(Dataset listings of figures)
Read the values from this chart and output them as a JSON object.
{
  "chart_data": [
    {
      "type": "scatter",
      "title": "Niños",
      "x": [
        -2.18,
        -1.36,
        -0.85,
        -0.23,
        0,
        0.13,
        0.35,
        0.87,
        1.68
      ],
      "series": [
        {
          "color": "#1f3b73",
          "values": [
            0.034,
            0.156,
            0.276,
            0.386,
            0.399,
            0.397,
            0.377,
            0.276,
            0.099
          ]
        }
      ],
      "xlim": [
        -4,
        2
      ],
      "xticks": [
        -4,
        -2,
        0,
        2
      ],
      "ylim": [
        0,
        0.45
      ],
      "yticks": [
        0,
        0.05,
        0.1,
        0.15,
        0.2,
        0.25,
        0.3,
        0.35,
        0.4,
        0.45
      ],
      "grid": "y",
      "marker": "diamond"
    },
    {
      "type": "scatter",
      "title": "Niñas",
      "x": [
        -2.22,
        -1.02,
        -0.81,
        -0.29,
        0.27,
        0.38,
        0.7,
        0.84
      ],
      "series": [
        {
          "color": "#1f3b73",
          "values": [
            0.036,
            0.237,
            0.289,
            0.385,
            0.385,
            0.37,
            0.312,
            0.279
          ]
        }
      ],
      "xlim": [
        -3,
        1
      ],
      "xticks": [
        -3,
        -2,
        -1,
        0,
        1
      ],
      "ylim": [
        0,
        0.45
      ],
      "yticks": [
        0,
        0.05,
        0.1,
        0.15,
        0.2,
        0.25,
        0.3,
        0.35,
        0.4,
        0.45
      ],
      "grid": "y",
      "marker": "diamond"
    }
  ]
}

--

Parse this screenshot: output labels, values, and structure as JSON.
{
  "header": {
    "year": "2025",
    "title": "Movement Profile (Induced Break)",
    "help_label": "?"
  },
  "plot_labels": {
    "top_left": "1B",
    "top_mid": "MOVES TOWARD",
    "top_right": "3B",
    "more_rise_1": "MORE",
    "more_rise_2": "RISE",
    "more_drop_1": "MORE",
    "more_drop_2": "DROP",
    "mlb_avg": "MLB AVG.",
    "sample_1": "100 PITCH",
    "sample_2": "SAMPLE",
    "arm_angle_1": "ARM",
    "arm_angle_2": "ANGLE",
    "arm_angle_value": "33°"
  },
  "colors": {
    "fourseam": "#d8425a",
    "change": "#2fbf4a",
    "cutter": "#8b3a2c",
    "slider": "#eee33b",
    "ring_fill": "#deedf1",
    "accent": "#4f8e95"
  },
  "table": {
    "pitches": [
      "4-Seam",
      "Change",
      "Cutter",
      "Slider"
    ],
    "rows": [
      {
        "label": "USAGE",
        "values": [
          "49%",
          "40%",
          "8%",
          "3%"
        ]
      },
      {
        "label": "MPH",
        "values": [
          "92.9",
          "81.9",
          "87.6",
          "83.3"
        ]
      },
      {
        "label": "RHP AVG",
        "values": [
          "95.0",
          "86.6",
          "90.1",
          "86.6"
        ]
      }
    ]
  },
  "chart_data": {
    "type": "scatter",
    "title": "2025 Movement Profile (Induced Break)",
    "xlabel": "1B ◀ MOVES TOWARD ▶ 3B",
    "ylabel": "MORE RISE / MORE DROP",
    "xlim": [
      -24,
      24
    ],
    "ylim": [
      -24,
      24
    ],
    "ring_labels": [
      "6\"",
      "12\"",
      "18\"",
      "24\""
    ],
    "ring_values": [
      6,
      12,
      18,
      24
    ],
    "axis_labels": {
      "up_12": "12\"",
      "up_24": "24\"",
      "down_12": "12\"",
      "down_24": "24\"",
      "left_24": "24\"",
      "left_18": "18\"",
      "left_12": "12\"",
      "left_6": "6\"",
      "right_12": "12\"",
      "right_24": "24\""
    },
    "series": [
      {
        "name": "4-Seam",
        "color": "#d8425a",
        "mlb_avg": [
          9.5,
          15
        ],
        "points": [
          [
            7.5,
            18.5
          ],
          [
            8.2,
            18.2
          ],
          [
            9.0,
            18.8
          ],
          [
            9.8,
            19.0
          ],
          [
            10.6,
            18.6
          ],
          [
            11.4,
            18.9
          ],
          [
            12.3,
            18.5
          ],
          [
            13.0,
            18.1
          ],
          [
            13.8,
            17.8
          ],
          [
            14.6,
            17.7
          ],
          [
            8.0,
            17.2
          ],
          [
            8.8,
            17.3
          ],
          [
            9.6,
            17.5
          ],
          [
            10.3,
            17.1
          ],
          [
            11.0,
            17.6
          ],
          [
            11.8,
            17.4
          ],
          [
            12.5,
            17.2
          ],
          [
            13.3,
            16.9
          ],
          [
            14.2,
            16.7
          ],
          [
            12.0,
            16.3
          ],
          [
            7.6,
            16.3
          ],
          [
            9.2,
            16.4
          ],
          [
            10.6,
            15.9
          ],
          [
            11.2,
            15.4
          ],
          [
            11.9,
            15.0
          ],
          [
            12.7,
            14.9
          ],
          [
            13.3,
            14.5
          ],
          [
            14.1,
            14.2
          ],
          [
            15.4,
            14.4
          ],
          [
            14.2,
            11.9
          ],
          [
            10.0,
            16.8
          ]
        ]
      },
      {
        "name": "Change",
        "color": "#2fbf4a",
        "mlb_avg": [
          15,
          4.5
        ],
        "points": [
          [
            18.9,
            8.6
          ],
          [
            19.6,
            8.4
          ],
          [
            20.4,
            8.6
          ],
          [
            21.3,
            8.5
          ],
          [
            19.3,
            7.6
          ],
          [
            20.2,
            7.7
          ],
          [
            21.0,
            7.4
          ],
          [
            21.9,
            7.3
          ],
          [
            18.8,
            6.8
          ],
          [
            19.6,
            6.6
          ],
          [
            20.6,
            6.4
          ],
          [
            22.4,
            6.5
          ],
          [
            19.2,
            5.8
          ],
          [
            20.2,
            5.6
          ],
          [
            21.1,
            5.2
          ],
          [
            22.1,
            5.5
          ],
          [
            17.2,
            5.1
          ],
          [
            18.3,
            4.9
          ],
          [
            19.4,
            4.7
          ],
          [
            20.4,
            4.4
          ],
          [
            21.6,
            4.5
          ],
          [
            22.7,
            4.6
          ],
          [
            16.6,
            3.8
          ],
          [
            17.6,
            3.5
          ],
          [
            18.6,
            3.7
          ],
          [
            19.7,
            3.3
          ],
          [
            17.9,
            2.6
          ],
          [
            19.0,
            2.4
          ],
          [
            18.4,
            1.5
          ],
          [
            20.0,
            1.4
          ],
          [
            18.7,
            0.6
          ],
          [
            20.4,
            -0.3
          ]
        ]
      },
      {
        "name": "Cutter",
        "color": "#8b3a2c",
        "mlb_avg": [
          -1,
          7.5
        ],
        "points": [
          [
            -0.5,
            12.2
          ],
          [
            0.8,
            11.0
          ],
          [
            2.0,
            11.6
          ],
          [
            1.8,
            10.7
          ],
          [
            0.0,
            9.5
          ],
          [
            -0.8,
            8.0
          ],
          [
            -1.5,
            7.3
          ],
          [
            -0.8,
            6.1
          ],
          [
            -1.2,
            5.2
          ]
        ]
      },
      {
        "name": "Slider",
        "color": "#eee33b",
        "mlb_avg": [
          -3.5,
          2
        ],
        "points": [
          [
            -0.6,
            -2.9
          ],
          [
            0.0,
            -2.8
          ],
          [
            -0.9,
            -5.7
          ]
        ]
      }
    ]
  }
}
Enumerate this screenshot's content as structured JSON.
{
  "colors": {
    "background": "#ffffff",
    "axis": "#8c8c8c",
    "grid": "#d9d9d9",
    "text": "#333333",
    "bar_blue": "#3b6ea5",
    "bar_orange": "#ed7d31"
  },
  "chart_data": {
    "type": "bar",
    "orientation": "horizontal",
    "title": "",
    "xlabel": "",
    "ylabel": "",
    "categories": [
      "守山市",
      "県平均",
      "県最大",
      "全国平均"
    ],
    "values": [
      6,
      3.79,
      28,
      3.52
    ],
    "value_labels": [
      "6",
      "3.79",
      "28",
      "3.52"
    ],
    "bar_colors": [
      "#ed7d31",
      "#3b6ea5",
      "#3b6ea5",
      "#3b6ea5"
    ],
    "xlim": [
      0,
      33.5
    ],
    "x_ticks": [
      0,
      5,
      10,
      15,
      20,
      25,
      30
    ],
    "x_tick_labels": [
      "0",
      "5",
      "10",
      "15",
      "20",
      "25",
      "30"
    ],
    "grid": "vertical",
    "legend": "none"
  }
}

* _Given request_
Report each line of the material above where the word "type" appears.

* _Solution to this exercise_
      "type": "scatter",
      "type": "scatter",
    "type": "scatter",
    "type": "bar",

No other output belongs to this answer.